— start —

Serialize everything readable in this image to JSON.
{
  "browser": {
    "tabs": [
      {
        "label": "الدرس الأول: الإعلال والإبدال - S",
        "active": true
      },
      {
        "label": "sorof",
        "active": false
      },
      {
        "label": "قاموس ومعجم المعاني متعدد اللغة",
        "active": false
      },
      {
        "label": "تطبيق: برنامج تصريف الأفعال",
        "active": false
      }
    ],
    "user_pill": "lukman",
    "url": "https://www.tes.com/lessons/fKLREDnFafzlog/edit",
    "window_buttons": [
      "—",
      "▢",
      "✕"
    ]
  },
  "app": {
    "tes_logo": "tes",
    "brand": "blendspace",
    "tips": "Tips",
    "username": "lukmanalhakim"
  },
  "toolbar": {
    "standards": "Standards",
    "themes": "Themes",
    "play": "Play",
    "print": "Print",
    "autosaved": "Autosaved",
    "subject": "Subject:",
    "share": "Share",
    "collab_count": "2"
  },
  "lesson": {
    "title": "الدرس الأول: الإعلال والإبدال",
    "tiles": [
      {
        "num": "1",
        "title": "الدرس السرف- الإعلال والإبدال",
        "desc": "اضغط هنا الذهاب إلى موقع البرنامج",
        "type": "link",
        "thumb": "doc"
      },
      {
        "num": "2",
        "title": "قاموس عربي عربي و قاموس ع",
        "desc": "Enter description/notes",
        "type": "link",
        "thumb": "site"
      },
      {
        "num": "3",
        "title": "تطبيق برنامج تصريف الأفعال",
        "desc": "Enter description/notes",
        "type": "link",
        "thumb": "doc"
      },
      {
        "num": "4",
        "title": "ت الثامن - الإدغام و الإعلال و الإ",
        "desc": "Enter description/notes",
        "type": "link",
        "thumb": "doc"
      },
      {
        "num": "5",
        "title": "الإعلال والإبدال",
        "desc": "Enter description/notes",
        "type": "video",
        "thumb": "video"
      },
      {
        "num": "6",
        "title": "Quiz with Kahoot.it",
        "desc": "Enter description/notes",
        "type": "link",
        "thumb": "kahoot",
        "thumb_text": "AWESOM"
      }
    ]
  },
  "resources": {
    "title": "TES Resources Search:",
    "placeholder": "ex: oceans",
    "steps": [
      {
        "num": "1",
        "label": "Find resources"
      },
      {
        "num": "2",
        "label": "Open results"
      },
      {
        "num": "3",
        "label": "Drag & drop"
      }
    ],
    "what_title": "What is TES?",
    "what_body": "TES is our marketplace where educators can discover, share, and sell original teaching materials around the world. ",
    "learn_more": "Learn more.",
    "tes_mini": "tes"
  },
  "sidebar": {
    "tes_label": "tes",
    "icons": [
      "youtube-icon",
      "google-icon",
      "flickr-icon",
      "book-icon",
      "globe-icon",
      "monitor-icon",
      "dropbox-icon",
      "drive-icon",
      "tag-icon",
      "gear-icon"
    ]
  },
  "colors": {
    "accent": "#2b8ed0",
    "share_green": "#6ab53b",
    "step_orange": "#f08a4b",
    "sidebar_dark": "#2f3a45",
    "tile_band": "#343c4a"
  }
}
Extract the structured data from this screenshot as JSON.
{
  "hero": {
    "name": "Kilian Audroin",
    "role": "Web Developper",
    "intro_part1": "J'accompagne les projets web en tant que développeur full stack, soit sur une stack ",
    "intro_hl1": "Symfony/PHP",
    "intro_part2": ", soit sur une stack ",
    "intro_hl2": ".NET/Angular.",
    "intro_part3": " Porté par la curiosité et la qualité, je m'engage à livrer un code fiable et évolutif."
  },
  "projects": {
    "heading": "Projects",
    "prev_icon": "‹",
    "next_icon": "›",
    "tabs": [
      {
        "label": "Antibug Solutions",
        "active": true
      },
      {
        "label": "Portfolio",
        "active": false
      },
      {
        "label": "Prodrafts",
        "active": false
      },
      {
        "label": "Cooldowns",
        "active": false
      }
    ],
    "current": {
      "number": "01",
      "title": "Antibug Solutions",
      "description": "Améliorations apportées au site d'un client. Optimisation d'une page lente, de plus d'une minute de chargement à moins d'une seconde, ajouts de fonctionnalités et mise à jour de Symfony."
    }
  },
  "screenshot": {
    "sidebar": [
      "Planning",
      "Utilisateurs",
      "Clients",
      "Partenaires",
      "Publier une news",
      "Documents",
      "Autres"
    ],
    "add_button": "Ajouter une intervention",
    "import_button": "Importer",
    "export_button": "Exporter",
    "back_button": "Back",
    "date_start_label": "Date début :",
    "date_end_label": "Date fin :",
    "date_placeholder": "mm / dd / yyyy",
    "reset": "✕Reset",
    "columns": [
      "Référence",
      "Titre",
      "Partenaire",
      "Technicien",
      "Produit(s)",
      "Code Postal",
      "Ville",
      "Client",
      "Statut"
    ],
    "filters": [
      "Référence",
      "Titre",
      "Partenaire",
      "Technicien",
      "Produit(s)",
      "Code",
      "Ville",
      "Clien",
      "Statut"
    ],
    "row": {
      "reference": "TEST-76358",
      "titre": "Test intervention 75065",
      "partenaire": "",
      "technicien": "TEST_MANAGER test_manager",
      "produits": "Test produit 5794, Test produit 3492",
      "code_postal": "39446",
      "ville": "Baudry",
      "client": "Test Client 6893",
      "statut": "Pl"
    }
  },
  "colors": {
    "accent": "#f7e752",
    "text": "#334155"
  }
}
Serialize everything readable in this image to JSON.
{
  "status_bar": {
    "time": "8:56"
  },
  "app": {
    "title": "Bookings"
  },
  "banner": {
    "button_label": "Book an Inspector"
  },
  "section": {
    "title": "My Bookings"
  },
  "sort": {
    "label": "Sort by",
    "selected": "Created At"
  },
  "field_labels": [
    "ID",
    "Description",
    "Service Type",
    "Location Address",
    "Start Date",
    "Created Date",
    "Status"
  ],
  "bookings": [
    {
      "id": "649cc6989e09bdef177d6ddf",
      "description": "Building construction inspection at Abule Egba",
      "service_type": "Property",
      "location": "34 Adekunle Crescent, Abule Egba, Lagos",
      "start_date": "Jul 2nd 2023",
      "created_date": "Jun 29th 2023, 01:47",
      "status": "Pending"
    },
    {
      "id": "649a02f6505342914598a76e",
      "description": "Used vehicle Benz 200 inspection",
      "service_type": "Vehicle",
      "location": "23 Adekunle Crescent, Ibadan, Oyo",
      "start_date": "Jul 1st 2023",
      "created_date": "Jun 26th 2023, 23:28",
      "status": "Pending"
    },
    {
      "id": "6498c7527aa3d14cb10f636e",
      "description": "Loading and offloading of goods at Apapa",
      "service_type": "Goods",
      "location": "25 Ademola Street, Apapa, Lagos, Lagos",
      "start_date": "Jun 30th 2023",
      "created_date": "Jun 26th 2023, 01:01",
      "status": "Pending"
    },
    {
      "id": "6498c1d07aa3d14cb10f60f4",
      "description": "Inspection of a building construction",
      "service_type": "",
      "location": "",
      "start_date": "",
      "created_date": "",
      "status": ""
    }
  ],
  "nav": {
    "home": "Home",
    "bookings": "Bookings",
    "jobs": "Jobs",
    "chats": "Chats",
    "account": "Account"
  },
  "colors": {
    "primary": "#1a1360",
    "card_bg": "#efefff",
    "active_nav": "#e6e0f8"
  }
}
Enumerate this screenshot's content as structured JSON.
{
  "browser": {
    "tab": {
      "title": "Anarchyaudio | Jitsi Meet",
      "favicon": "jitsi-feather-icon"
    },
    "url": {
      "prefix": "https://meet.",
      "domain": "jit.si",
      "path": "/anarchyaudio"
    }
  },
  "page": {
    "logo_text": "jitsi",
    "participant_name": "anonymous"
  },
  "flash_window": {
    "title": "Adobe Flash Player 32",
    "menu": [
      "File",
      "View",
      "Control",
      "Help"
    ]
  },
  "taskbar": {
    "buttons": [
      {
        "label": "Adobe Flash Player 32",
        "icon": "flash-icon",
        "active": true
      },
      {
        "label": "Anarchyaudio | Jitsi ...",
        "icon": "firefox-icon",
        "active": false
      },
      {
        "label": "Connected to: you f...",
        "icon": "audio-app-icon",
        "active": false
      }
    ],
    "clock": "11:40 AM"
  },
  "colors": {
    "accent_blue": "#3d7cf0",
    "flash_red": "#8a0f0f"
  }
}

— end —

=== EXERCISE PROMPT ===
Collect each line containing the string "الإعلال".

=== SOLUTION FOR THIS TASK ===
        "label": "الدرس الأول: الإعلال والإبدال - S",
    "title": "الدرس الأول: الإعلال والإبدال",
        "title": "الدرس السرف- الإعلال والإبدال",
        "title": "ت الثامن - الإدغام و الإعلال و الإ",
        "title": "الإعلال والإبدال",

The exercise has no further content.